● **INSTRUCTIONS TO FOLLOW**:
Can you copy out, word for word, the lines of the listing below from the line with "Extract all elements" up to and including the line with "cell-amount-share: 5 [429, 180, 591, 217]", and nothing else?

┌──

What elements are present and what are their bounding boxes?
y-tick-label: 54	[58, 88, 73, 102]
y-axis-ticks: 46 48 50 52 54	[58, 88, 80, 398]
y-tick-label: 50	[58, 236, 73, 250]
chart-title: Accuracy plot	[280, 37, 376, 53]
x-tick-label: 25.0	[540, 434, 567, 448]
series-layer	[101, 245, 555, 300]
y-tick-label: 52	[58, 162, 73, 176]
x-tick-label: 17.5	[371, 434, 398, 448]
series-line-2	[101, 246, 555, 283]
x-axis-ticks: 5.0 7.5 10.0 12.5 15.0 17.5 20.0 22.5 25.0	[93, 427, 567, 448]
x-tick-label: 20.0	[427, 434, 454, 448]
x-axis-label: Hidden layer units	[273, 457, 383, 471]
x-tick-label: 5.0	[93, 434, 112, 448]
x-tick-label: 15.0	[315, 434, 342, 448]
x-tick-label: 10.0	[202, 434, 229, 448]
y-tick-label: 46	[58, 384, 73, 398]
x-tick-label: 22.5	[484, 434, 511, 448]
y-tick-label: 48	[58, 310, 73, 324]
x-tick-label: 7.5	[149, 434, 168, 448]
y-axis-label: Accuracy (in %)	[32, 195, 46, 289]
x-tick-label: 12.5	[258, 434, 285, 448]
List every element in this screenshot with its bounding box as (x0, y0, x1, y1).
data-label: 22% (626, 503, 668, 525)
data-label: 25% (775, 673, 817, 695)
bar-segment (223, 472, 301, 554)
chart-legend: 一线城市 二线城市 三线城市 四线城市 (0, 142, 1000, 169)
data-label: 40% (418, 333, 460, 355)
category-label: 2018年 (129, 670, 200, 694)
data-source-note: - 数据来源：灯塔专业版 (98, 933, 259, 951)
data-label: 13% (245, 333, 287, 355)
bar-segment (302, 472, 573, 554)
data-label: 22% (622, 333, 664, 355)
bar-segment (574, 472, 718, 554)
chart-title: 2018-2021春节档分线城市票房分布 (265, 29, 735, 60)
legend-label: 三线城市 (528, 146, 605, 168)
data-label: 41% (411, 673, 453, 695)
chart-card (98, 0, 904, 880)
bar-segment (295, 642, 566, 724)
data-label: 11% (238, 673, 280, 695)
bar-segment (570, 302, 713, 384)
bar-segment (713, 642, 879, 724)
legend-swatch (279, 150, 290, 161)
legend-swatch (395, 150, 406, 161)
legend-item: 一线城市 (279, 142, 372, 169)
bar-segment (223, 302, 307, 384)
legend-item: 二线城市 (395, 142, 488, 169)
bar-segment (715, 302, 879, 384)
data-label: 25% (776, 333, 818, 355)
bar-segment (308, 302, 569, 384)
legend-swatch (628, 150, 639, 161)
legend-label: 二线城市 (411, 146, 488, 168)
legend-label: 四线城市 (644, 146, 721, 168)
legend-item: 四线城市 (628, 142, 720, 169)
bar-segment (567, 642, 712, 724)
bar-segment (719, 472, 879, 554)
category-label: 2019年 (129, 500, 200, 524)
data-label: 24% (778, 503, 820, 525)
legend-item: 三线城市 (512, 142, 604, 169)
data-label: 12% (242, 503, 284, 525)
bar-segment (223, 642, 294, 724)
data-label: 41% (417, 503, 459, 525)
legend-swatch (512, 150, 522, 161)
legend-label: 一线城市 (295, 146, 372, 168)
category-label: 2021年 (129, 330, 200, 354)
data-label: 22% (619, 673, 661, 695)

└──
┌──

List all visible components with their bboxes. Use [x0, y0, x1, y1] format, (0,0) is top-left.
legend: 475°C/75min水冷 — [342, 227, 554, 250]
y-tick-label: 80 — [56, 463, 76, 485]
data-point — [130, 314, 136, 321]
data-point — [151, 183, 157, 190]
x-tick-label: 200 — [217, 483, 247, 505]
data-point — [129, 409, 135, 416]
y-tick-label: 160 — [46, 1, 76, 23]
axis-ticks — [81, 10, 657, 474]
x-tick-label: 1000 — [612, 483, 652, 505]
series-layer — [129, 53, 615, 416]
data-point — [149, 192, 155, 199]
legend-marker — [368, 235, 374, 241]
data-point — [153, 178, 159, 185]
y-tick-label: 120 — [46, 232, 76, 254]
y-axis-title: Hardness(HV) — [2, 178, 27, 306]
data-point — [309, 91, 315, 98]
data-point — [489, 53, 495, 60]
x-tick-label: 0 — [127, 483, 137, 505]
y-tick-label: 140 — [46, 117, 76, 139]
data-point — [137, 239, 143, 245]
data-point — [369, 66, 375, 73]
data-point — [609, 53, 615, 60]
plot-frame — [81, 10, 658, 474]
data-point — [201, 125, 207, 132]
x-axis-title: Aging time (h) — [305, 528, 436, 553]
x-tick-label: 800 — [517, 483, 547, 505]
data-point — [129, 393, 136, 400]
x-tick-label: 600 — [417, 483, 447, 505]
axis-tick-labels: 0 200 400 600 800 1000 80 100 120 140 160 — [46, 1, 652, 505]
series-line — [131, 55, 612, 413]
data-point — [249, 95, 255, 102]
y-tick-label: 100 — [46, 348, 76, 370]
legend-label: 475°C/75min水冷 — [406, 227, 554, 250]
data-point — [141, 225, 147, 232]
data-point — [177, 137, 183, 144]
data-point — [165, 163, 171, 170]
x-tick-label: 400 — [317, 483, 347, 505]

└──
┌──

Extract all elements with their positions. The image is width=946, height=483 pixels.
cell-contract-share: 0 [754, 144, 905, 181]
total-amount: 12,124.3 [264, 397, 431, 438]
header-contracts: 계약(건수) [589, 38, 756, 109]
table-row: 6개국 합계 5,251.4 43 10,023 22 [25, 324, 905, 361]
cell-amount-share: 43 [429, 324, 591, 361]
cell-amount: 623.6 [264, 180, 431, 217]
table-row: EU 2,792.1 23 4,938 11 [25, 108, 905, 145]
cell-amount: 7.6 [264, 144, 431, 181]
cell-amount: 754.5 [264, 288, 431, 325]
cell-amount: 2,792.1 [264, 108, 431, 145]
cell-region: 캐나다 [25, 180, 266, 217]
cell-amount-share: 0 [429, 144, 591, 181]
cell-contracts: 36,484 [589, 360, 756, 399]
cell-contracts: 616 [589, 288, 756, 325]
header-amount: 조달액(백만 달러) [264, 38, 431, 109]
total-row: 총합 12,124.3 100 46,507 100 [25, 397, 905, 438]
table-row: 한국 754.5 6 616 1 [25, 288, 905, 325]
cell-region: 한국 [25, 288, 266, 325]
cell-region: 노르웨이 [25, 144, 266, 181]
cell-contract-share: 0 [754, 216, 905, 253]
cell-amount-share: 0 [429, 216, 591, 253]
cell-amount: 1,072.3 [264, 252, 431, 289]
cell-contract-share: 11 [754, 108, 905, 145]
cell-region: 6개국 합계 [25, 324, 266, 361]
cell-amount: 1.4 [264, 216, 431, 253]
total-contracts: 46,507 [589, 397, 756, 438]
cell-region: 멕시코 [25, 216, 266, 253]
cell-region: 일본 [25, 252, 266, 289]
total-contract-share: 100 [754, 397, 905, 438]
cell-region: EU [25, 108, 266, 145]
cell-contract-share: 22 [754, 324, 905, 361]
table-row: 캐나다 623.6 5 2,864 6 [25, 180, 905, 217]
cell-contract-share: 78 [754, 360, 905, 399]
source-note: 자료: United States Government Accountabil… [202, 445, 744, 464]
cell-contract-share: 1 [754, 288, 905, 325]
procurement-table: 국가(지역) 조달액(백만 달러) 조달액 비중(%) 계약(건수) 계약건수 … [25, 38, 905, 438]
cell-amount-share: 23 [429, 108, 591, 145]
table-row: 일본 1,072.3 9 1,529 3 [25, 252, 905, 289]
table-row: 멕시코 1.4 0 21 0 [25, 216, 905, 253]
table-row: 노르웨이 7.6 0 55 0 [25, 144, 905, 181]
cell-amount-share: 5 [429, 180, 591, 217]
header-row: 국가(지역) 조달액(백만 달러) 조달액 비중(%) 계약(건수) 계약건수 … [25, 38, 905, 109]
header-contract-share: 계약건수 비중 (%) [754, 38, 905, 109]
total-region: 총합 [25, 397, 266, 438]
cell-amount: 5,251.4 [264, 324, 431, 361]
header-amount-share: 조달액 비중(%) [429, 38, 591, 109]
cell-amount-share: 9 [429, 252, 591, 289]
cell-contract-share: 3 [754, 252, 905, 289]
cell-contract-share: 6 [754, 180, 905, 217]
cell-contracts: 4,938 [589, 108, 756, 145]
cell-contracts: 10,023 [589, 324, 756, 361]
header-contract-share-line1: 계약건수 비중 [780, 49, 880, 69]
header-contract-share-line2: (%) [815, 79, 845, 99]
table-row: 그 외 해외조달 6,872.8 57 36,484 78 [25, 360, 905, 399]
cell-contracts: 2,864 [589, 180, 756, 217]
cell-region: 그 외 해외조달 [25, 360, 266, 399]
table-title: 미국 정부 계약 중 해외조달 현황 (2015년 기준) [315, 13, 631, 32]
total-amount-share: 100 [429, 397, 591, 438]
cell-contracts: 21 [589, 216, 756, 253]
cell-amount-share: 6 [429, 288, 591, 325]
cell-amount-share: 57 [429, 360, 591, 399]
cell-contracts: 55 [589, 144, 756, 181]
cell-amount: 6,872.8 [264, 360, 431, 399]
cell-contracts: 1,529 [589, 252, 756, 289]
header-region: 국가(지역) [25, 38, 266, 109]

└──

● **COMPLETE ANSWER**:
Extract all elements with their positions. The image is width=946, height=483 pixels.
cell-contract-share: 0 [754, 144, 905, 181]
total-amount: 12,124.3 [264, 397, 431, 438]
header-contracts: 계약(건수) [589, 38, 756, 109]
table-row: 6개국 합계 5,251.4 43 10,023 22 [25, 324, 905, 361]
cell-amount-share: 43 [429, 324, 591, 361]
cell-amount: 623.6 [264, 180, 431, 217]
table-row: EU 2,792.1 23 4,938 11 [25, 108, 905, 145]
cell-amount: 7.6 [264, 144, 431, 181]
cell-amount: 754.5 [264, 288, 431, 325]
cell-amount: 2,792.1 [264, 108, 431, 145]
cell-region: 캐나다 [25, 180, 266, 217]
cell-amount-share: 0 [429, 144, 591, 181]
cell-contracts: 36,484 [589, 360, 756, 399]
cell-contracts: 616 [589, 288, 756, 325]
header-amount: 조달액(백만 달러) [264, 38, 431, 109]
total-row: 총합 12,124.3 100 46,507 100 [25, 397, 905, 438]
table-row: 한국 754.5 6 616 1 [25, 288, 905, 325]
cell-region: 한국 [25, 288, 266, 325]
cell-region: 노르웨이 [25, 144, 266, 181]
cell-contract-share: 0 [754, 216, 905, 253]
cell-amount-share: 0 [429, 216, 591, 253]
cell-amount: 1,072.3 [264, 252, 431, 289]
cell-contract-share: 11 [754, 108, 905, 145]
cell-region: 6개국 합계 [25, 324, 266, 361]
cell-amount: 1.4 [264, 216, 431, 253]
total-contracts: 46,507 [589, 397, 756, 438]
cell-region: 멕시코 [25, 216, 266, 253]
cell-region: 일본 [25, 252, 266, 289]
total-contract-share: 100 [754, 397, 905, 438]
cell-region: EU [25, 108, 266, 145]
cell-contract-share: 22 [754, 324, 905, 361]
table-row: 캐나다 623.6 5 2,864 6 [25, 180, 905, 217]
cell-contract-share: 78 [754, 360, 905, 399]
source-note: 자료: United States Government Accountabil… [202, 445, 744, 464]
cell-contract-share: 1 [754, 288, 905, 325]
procurement-table: 국가(지역) 조달액(백만 달러) 조달액 비중(%) 계약(건수) 계약건수 … [25, 38, 905, 438]
cell-amount-share: 23 [429, 108, 591, 145]
table-row: 일본 1,072.3 9 1,529 3 [25, 252, 905, 289]
table-row: 멕시코 1.4 0 21 0 [25, 216, 905, 253]
table-row: 노르웨이 7.6 0 55 0 [25, 144, 905, 181]
cell-amount-share: 5 [429, 180, 591, 217]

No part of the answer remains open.